WORK TO COMPLETE | From the items below, extract every line that contains the string "source", matching case exactly.
———
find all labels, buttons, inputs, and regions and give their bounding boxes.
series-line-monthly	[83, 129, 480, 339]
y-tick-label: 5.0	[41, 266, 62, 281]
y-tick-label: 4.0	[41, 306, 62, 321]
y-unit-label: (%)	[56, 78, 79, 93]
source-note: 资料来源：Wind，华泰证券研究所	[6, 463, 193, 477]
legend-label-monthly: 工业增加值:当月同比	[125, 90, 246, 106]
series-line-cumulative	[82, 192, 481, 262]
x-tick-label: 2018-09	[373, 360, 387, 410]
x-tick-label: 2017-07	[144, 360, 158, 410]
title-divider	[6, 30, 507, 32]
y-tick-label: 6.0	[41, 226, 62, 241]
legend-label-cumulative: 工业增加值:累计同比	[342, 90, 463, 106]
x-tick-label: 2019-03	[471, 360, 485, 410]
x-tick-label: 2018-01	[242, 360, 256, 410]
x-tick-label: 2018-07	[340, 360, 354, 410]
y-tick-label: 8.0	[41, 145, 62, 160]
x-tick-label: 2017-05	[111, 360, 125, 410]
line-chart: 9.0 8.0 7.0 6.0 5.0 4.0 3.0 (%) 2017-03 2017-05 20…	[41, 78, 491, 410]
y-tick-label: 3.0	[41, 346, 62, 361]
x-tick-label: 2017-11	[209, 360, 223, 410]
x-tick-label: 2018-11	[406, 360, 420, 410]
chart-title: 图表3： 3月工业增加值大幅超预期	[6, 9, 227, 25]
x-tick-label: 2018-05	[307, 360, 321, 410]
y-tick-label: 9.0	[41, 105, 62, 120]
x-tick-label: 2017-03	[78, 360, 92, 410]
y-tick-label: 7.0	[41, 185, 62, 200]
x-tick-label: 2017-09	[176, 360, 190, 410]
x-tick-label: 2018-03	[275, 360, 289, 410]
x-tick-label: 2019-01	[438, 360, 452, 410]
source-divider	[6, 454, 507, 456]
———
RESULT OF THIS EXERCISE |
source-note: 资料来源：Wind，华泰证券研究所	[6, 463, 193, 477]
source-divider	[6, 454, 507, 456]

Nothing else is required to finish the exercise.